Each record must be retyped in full. No character may differ.
= = =
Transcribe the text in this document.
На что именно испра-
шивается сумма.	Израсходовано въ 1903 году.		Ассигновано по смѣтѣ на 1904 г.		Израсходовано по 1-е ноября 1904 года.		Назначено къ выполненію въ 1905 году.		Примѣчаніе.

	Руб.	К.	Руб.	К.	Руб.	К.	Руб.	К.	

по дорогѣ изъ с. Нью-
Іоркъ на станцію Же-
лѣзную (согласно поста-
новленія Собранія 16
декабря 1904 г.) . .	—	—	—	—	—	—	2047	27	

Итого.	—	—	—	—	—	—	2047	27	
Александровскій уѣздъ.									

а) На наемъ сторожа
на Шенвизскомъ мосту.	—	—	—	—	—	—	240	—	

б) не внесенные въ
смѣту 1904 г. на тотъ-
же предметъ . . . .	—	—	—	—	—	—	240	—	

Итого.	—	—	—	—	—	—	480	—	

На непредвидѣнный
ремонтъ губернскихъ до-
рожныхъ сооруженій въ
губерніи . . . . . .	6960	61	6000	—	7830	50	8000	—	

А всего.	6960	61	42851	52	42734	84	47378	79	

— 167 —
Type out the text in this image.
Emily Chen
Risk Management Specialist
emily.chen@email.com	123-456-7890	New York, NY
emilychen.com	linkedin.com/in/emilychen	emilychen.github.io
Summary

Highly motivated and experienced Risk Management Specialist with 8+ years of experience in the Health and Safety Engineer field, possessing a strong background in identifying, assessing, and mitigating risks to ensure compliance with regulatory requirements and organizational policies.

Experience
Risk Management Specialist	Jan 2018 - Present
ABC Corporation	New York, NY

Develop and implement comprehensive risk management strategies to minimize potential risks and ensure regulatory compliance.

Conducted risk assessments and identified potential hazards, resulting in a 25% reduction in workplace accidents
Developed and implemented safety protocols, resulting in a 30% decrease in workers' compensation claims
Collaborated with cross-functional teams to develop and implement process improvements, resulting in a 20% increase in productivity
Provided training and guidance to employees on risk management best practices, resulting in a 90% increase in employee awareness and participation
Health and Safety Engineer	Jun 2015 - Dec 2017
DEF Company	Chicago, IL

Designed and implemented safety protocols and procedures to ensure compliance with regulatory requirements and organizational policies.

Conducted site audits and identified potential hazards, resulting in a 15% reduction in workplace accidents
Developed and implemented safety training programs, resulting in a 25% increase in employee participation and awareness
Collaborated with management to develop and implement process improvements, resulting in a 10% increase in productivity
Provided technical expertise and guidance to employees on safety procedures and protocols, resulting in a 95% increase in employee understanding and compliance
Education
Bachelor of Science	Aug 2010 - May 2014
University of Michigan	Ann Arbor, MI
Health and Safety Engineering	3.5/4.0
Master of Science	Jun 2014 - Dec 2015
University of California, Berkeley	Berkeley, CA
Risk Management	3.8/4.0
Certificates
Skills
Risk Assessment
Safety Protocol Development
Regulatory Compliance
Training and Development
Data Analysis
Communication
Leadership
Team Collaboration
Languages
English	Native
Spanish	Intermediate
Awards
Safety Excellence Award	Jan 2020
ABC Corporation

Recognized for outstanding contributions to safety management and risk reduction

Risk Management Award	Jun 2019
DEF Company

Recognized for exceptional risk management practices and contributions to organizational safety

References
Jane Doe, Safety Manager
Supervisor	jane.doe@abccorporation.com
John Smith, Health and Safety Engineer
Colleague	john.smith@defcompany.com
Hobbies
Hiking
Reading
= = =
• ANSWER FOR THE TASK
Transcribe the text in this document.
На что именно испра-
шивается сумма.	Израсходовано въ 1903 году.		Ассигновано по смѣтѣ на 1904 г.		Израсходовано по 1-е ноября 1904 года.		Назначено къ выполненію въ 1905 году.		Примѣчаніе.

	Руб.	К.	Руб.	К.	Руб.	К.	Руб.	К.	

по дорогѣ изъ с. Нью-
Іоркъ на станцію Же-
лѣзную (согласно поста-
новленія Собранія 16
декабря 1904 г.) . .	—	—	—	—	—	—	2047	27	

Итого.	—	—	—	—	—	—	2047	27	
Александровскій уѣздъ.									

а) На наемъ сторожа
на Шенвизскомъ мосту.	—	—	—	—	—	—	240	—	

б) не внесенные въ
смѣту 1904 г. на тотъ-
же предметъ . . . .	—	—	—	—	—	—	240	—	

Итого.	—	—	—	—	—	—	480	—	

На непредвидѣнный
ремонтъ губернскихъ до-
рожныхъ сооруженій въ
губерніи . . . . . .	6960	61	6000	—	7830	50	8000	—	

А всего.	6960	61	42851	52	42734	84	47378	79	

— 167 —
Type out the text in this image.
Emily Chen
Risk Management Specialist
emily.chen@email.com	123-456-7890	New York, NY
emilychen.com	linkedin.com/in/emilychen	emilychen.github.io
Summary

Highly motivated and experienced Risk Management Specialist with 8+ years of experience in the Health and Safety Engineer field, possessing a strong background in identifying, assessing, and mitigating risks to ensure compliance with regulatory requirements and organizational policies.

Experience
Risk Management Specialist	Jan 2018 - Present
ABC Corporation	New York, NY

Develop and implement comprehensive risk management strategies to minimize potential risks and ensure regulatory compliance.

Conducted risk assessments and identified potential hazards, resulting in a 25% reduction in workplace accidents
Developed and implemented safety protocols, resulting in a 30% decrease in workers' compensation claims
Collaborated with cross-functional teams to develop and implement process improvements, resulting in a 20% increase in productivity
Provided training and guidance to employees on risk management best practices, resulting in a 90% increase in employee awareness and participation
Health and Safety Engineer	Jun 2015 - Dec 2017
DEF Company	Chicago, IL

Designed and implemented safety protocols and procedures to ensure compliance with regulatory requirements and organizational policies.

Conducted site audits and identified potential hazards, resulting in a 15% reduction in workplace accidents
Developed and implemented safety training programs, resulting in a 25% increase in employee participation and awareness
Collaborated with management to develop and implement process improvements, resulting in a 10% increase in productivity
Provided technical expertise and guidance to employees on safety procedures and protocols, resulting in a 95% increase in employee understanding and compliance
Education
Bachelor of Science	Aug 2010 - May 2014
University of Michigan	Ann Arbor, MI
Health and Safety Engineering	3.5/4.0
Master of Science	Jun 2014 - Dec 2015
University of California, Berkeley	Berkeley, CA
Risk Management	3.8/4.0
Certificates
Skills
Risk Assessment
Safety Protocol Development
Regulatory Compliance
Training and Development
Data Analysis
Communication
Leadership
Team Collaboration
Languages
English	Native
Spanish	Intermediate
Awards
Safety Excellence Award	Jan 2020
ABC Corporation

Recognized for outstanding contributions to safety management and risk reduction

Risk Management Award	Jun 2019
DEF Company

Recognized for exceptional risk management practices and contributions to organizational safety

References
Jane Doe, Safety Manager
Supervisor	jane.doe@abccorporation.com
John Smith, Health and Safety Engineer
Colleague	john.smith@defcompany.com
Hobbies
Hiking
Reading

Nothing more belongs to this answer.